● **TASK REQUIREMENTS**
Among the entries that follow, tally the lines with the string "color". Give no more than the number.

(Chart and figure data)
########

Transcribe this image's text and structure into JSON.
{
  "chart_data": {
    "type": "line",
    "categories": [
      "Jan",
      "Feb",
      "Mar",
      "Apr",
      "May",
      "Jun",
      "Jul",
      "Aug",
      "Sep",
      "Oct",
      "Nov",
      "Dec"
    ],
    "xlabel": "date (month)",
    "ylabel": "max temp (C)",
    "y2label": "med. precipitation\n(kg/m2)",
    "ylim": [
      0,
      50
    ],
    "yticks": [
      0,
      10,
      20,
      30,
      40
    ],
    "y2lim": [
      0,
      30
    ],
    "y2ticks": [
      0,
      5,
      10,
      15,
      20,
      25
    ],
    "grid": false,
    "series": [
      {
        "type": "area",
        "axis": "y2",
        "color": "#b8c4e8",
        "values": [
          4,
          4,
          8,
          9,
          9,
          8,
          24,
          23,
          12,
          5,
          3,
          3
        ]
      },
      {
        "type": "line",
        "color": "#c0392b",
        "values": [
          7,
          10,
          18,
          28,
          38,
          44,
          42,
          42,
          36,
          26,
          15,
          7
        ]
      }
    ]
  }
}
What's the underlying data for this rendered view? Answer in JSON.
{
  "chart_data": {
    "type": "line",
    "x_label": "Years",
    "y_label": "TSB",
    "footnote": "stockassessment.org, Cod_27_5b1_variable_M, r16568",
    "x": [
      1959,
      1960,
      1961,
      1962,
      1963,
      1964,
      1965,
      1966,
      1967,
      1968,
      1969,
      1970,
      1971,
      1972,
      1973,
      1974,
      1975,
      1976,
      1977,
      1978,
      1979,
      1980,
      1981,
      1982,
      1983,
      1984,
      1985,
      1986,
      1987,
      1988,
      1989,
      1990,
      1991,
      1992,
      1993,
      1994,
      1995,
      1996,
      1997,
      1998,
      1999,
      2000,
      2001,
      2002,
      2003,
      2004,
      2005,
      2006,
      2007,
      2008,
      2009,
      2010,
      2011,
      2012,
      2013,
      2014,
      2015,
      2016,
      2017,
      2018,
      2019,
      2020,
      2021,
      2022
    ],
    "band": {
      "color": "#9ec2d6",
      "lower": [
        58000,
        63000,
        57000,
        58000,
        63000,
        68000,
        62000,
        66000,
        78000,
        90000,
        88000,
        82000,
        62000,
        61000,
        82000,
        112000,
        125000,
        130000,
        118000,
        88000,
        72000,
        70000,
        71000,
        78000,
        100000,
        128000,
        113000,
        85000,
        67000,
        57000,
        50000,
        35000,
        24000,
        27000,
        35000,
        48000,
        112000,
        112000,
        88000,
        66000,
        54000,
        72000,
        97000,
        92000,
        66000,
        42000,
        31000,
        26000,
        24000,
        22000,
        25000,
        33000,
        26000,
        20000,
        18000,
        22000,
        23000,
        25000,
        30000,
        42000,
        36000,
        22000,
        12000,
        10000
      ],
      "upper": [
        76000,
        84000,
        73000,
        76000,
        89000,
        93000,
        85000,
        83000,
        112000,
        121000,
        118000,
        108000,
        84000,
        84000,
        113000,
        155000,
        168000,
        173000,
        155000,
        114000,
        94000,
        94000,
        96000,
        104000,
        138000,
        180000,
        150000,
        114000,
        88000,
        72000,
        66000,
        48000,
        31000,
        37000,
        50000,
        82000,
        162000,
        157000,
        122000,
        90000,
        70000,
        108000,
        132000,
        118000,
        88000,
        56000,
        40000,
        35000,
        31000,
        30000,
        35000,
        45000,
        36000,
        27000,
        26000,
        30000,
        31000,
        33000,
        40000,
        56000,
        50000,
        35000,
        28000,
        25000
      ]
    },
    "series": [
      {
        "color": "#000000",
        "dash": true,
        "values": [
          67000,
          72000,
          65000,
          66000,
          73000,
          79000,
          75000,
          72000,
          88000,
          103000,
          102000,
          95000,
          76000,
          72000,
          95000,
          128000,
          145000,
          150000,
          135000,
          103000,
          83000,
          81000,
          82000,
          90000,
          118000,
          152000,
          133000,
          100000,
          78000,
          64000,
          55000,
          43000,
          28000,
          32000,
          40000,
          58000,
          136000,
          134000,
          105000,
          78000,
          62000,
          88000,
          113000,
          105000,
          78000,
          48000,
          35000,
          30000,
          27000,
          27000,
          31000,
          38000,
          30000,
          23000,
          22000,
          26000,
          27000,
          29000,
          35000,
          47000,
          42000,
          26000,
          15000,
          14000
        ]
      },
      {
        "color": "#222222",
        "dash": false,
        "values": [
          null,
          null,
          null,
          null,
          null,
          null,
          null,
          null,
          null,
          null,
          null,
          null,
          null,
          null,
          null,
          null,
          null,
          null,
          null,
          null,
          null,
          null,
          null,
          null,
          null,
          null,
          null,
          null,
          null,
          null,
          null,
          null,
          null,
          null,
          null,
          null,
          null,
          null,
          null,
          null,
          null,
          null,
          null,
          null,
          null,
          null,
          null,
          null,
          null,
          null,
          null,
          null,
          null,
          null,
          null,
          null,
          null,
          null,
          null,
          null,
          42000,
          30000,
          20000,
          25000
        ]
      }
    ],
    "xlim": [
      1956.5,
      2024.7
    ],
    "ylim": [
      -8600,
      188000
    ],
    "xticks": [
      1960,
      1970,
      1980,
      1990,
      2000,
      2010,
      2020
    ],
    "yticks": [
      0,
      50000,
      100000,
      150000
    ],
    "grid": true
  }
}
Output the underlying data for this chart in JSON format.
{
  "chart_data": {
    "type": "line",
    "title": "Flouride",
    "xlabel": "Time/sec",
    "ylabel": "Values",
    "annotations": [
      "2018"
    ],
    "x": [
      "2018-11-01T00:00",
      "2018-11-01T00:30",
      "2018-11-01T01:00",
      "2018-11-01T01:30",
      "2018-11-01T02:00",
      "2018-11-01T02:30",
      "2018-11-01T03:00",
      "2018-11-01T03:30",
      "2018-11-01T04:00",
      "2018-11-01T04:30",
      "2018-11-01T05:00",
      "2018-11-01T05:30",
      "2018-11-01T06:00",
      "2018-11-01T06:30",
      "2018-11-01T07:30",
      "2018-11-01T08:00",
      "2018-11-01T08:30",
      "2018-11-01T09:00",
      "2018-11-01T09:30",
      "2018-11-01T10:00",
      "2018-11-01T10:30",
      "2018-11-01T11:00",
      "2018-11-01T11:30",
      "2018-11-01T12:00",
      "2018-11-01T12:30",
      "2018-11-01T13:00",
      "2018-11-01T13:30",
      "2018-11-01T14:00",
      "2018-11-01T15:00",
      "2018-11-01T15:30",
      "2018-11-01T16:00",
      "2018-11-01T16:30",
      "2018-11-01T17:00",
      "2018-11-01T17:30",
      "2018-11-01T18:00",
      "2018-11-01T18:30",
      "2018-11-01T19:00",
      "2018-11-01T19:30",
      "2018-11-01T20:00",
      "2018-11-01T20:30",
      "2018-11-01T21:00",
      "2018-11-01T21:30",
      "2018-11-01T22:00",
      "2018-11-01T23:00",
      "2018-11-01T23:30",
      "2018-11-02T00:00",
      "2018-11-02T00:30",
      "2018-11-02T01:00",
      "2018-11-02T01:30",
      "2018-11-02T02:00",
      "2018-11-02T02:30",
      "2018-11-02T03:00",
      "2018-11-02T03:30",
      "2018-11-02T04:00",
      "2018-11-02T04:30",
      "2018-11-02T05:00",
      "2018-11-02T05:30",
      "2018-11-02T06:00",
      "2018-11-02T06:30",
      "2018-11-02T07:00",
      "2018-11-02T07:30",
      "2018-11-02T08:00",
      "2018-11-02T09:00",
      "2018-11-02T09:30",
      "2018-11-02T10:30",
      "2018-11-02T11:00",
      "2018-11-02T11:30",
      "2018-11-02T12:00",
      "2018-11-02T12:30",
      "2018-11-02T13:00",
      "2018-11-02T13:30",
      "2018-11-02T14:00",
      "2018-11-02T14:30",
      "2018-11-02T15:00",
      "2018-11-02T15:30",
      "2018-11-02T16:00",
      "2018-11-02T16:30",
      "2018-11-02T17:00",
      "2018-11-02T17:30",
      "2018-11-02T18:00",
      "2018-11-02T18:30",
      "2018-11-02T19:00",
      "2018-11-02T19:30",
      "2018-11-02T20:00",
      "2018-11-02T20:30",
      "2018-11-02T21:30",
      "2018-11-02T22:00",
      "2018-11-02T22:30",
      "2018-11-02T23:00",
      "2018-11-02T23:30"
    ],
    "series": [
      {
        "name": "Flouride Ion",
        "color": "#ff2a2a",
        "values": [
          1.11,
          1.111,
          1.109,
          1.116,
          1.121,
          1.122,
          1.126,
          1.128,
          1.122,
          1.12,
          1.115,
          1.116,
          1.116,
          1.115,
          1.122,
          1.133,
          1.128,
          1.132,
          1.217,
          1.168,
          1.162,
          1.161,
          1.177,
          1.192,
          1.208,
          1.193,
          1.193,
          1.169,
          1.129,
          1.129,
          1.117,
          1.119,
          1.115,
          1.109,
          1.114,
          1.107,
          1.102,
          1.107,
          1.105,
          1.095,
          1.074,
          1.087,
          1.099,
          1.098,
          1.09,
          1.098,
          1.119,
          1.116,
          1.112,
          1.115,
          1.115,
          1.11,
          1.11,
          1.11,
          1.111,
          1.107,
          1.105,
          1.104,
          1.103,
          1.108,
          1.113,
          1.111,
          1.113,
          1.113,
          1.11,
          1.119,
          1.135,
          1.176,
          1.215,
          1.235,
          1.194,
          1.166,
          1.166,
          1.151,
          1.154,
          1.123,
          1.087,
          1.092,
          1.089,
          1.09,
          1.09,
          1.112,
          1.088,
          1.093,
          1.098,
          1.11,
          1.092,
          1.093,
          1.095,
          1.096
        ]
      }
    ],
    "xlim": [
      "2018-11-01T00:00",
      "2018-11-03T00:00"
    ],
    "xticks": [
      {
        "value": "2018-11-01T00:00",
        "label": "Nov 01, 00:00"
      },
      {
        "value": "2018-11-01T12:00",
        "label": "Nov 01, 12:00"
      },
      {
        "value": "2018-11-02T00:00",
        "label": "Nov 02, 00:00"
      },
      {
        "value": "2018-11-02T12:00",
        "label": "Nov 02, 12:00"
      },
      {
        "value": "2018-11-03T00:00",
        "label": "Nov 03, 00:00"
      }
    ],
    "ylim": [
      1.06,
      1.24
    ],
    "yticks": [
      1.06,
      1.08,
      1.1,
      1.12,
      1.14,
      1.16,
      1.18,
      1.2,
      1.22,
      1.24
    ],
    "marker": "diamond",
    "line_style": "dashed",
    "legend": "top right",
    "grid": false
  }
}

########

● **EXERCISE RESPONSE**
6